>> start

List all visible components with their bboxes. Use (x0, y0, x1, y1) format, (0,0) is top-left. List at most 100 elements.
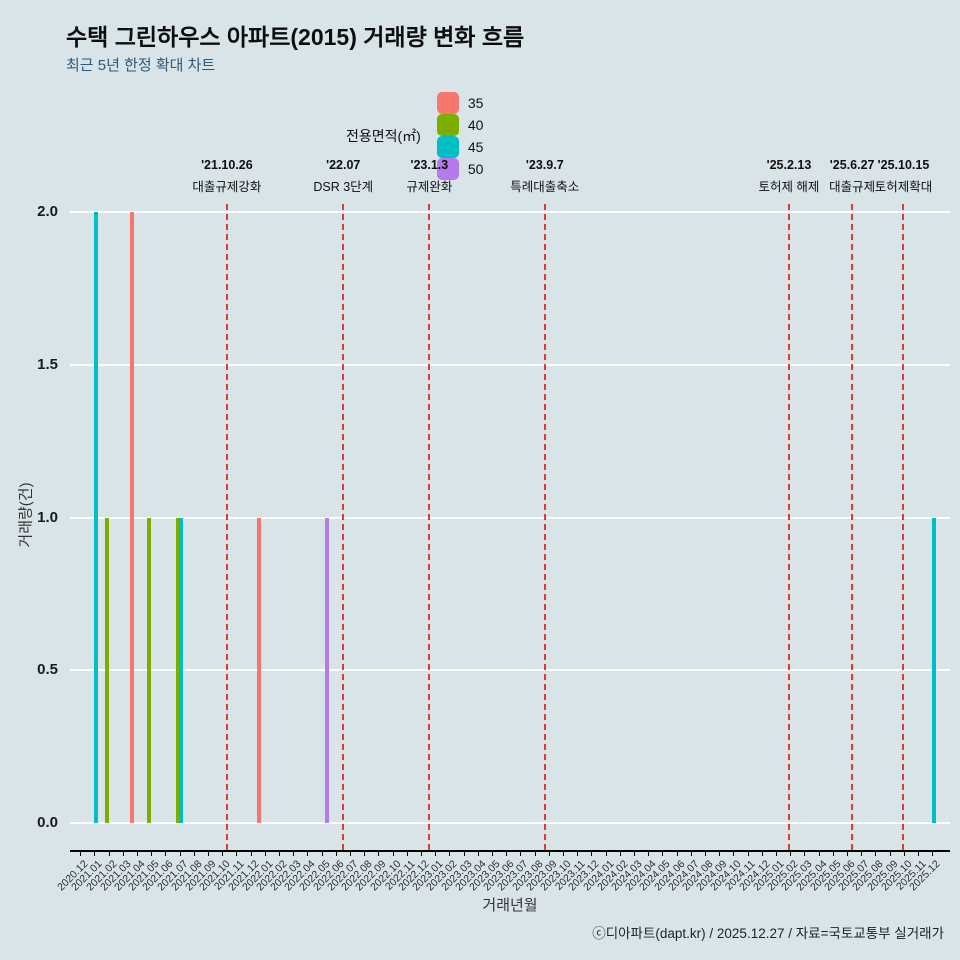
x-tick-mark (278, 851, 280, 856)
event-date: '23.1.3 (410, 158, 449, 172)
event-annotation: '22.07 DSR 3단계 (313, 158, 373, 195)
event-label: 대출규제강화 (192, 180, 262, 194)
legend-swatch-icon (436, 92, 459, 114)
x-tick-mark (648, 851, 650, 856)
x-tick-mark (903, 851, 905, 856)
bar-2022.01-area35 (257, 517, 262, 823)
event-annotation: '25.6.27 대출규제 (829, 158, 875, 195)
x-tick-mark (364, 851, 366, 856)
x-tick-mark (633, 851, 635, 856)
source-credit: ⓒ디아파트(dapt.kr) / 2025.12.27 / 자료=국토교통부 실… (592, 926, 944, 941)
x-tick-mark (236, 851, 238, 856)
x-tick-mark (449, 851, 451, 856)
event-line-2025.10 (902, 204, 905, 850)
x-tick-mark (875, 851, 877, 856)
legend-item-label: 35 (467, 95, 484, 111)
bar-2021.07-area45 (179, 517, 184, 823)
x-tick-mark (491, 851, 493, 856)
y-tick-label: 1.0 (37, 508, 58, 526)
x-tick-mark (506, 851, 508, 856)
legend-item-label: 50 (467, 161, 484, 177)
gridline-y-0.5 (70, 669, 950, 672)
x-axis-line (70, 850, 950, 852)
x-tick-mark (136, 851, 138, 856)
event-date: '25.2.13 (766, 158, 812, 172)
event-annotation: '21.10.26 대출규제강화 (192, 158, 261, 195)
x-tick-mark (392, 851, 394, 856)
event-line-2023.09 (543, 204, 546, 850)
gridline-y-1.5 (70, 363, 950, 366)
event-label: 토허제확대 (874, 180, 933, 194)
x-tick-mark (406, 851, 408, 856)
event-annotation: '25.2.13 토허제 해제 (758, 158, 819, 195)
x-tick-mark (790, 851, 792, 856)
x-tick-mark (932, 851, 934, 856)
x-tick-mark (676, 851, 678, 856)
bar-2025.12-area45 (931, 517, 936, 823)
x-tick-mark (193, 851, 195, 856)
x-tick-mark (179, 851, 181, 856)
x-tick-mark (846, 851, 848, 856)
event-annotation: '23.9.7 특례대출축소 (510, 158, 579, 195)
event-date: '25.10.15 (877, 158, 930, 172)
event-annotation: '23.1.3 규제완화 (406, 158, 452, 195)
x-tick-mark (349, 851, 351, 856)
x-tick-mark (605, 851, 607, 856)
event-label: 규제완화 (406, 180, 453, 194)
gridline-y-0.0 (70, 822, 950, 824)
x-tick-mark (420, 851, 422, 856)
event-line-2021.10 (225, 204, 228, 850)
x-tick-mark (378, 851, 380, 856)
legend-item-label: 45 (467, 139, 484, 155)
x-tick-mark (80, 851, 82, 856)
legend-swatch-icon (436, 114, 459, 136)
x-tick-mark (690, 851, 692, 856)
x-tick-mark (335, 851, 337, 856)
bar-2021.07-area40 (175, 517, 180, 823)
event-date: '21.10.26 (201, 158, 253, 172)
x-tick-mark (719, 851, 721, 856)
x-tick-mark (463, 851, 465, 856)
event-line-2025.02 (787, 204, 790, 850)
legend-items: 35 40 45 50 (427, 92, 484, 180)
page-title: 수택 그린하우스 아파트(2015) 거래량 변화 흐름 (66, 24, 525, 50)
bar-2021.05-area40 (147, 517, 152, 823)
x-tick-mark (207, 851, 209, 856)
legend-swatch-icon (436, 136, 459, 158)
x-tick-mark (577, 851, 579, 856)
x-tick-mark (619, 851, 621, 856)
legend-item-40: 40 (436, 114, 484, 136)
legend: 전용면적(㎡) 35 40 45 50 (346, 92, 483, 180)
event-line-2023.01 (428, 204, 431, 850)
x-tick-mark (761, 851, 763, 856)
x-tick-mark (151, 851, 153, 856)
y-tick-label: 2.0 (37, 203, 58, 220)
chart-subtitle: 최근 5년 한정 확대 차트 (66, 57, 216, 74)
legend-item-45: 45 (436, 136, 484, 158)
x-tick-mark (321, 851, 323, 856)
event-date: '22.07 (326, 158, 361, 172)
bar-2021.02-area40 (104, 517, 109, 823)
x-tick-mark (264, 851, 266, 856)
x-tick-mark (534, 851, 536, 856)
x-tick-mark (591, 851, 593, 856)
x-tick-mark (108, 851, 110, 856)
x-tick-mark (775, 851, 777, 856)
x-tick-mark (520, 851, 522, 856)
x-axis-title: 거래년월 (482, 897, 538, 914)
event-label: DSR 3단계 (313, 180, 374, 194)
x-tick-mark (548, 851, 550, 856)
legend-swatch-icon (436, 158, 459, 180)
gridline-y-1.0 (70, 516, 950, 519)
x-tick-mark (435, 851, 437, 856)
x-tick-mark (889, 851, 891, 856)
legend-title: 전용면적(㎡) (346, 128, 421, 144)
x-tick-mark (662, 851, 664, 856)
x-tick-mark (477, 851, 479, 856)
legend-item-label: 40 (467, 117, 484, 133)
x-tick-mark (733, 851, 735, 856)
x-tick-mark (704, 851, 706, 856)
x-tick-mark (307, 851, 309, 856)
x-tick-mark (562, 851, 564, 856)
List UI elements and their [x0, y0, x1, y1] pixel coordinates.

>> end

# [TASK INSTRUCTIONS]
Transcribe every entry above word for word, leaving out the pictures.

# [REPLY]
List all visible components with their bboxes. Use (x0, y0, x1, y1) format, (0,0) is top-left. List at most 100 elements.
x-tick-mark (278, 851, 280, 856)
event-date: '23.1.3 (410, 158, 449, 172)
event-annotation: '22.07 DSR 3단계 (313, 158, 373, 195)
event-label: 대출규제강화 (192, 180, 262, 194)
legend-swatch-icon (436, 92, 459, 114)
x-tick-mark (648, 851, 650, 856)
x-tick-mark (903, 851, 905, 856)
bar-2022.01-area35 (257, 517, 262, 823)
event-annotation: '25.6.27 대출규제 (829, 158, 875, 195)
x-tick-mark (364, 851, 366, 856)
x-tick-mark (633, 851, 635, 856)
source-credit: ⓒ디아파트(dapt.kr) / 2025.12.27 / 자료=국토교통부 실… (592, 926, 944, 941)
x-tick-mark (236, 851, 238, 856)
x-tick-mark (449, 851, 451, 856)
event-line-2025.10 (902, 204, 905, 850)
x-tick-mark (875, 851, 877, 856)
legend-item-label: 35 (467, 95, 484, 111)
bar-2021.07-area45 (179, 517, 184, 823)
x-tick-mark (491, 851, 493, 856)
y-tick-label: 1.0 (37, 508, 58, 526)
x-tick-mark (506, 851, 508, 856)
legend-item-label: 50 (467, 161, 484, 177)
gridline-y-0.5 (70, 669, 950, 672)
x-axis-line (70, 850, 950, 852)
x-tick-mark (136, 851, 138, 856)
event-date: '25.2.13 (766, 158, 812, 172)
event-annotation: '21.10.26 대출규제강화 (192, 158, 261, 195)
x-tick-mark (392, 851, 394, 856)
event-line-2023.09 (543, 204, 546, 850)
gridline-y-1.5 (70, 363, 950, 366)
event-label: 토허제확대 (874, 180, 933, 194)
x-tick-mark (406, 851, 408, 856)
event-annotation: '25.2.13 토허제 해제 (758, 158, 819, 195)
x-tick-mark (790, 851, 792, 856)
x-tick-mark (932, 851, 934, 856)
x-tick-mark (676, 851, 678, 856)
bar-2025.12-area45 (931, 517, 936, 823)
x-tick-mark (193, 851, 195, 856)
x-tick-mark (179, 851, 181, 856)
x-tick-mark (846, 851, 848, 856)
event-annotation: '23.9.7 특례대출축소 (510, 158, 579, 195)
event-date: '25.10.15 (877, 158, 930, 172)
event-annotation: '23.1.3 규제완화 (406, 158, 452, 195)
x-tick-mark (349, 851, 351, 856)
x-tick-mark (605, 851, 607, 856)
event-label: 규제완화 (406, 180, 453, 194)
gridline-y-0.0 (70, 822, 950, 824)
x-tick-mark (420, 851, 422, 856)
event-line-2021.10 (225, 204, 228, 850)
x-tick-mark (378, 851, 380, 856)
legend-item-label: 45 (467, 139, 484, 155)
x-tick-mark (80, 851, 82, 856)
legend-swatch-icon (436, 114, 459, 136)
x-tick-mark (690, 851, 692, 856)
x-tick-mark (335, 851, 337, 856)
bar-2021.07-area40 (175, 517, 180, 823)
event-date: '21.10.26 (201, 158, 253, 172)
x-tick-mark (719, 851, 721, 856)
x-tick-mark (463, 851, 465, 856)
event-line-2025.02 (787, 204, 790, 850)
legend-items: 35 40 45 50 (427, 92, 484, 180)
page-title: 수택 그린하우스 아파트(2015) 거래량 변화 흐름 (66, 24, 525, 50)
bar-2021.05-area40 (147, 517, 152, 823)
x-tick-mark (207, 851, 209, 856)
legend-swatch-icon (436, 136, 459, 158)
x-tick-mark (577, 851, 579, 856)
x-tick-mark (619, 851, 621, 856)
legend-item-40: 40 (436, 114, 484, 136)
legend: 전용면적(㎡) 35 40 45 50 (346, 92, 483, 180)
event-line-2023.01 (428, 204, 431, 850)
x-tick-mark (761, 851, 763, 856)
x-tick-mark (151, 851, 153, 856)
y-tick-label: 2.0 (37, 203, 58, 220)
chart-subtitle: 최근 5년 한정 확대 차트 (66, 57, 216, 74)
legend-item-45: 45 (436, 136, 484, 158)
x-tick-mark (321, 851, 323, 856)
event-date: '22.07 (326, 158, 361, 172)
bar-2021.02-area40 (104, 517, 109, 823)
x-tick-mark (264, 851, 266, 856)
x-tick-mark (534, 851, 536, 856)
x-tick-mark (591, 851, 593, 856)
x-tick-mark (108, 851, 110, 856)
x-tick-mark (775, 851, 777, 856)
x-tick-mark (520, 851, 522, 856)
x-axis-title: 거래년월 (482, 897, 538, 914)
event-label: DSR 3단계 (313, 180, 374, 194)
x-tick-mark (548, 851, 550, 856)
legend-swatch-icon (436, 158, 459, 180)
gridline-y-1.0 (70, 516, 950, 519)
x-tick-mark (435, 851, 437, 856)
x-tick-mark (889, 851, 891, 856)
legend-title: 전용면적(㎡) (346, 128, 421, 144)
x-tick-mark (662, 851, 664, 856)
x-tick-mark (477, 851, 479, 856)
legend-item-label: 40 (467, 117, 484, 133)
x-tick-mark (733, 851, 735, 856)
x-tick-mark (704, 851, 706, 856)
x-tick-mark (307, 851, 309, 856)
x-tick-mark (562, 851, 564, 856)
List UI elements and their [x0, y0, x1, y1] pixel coordinates.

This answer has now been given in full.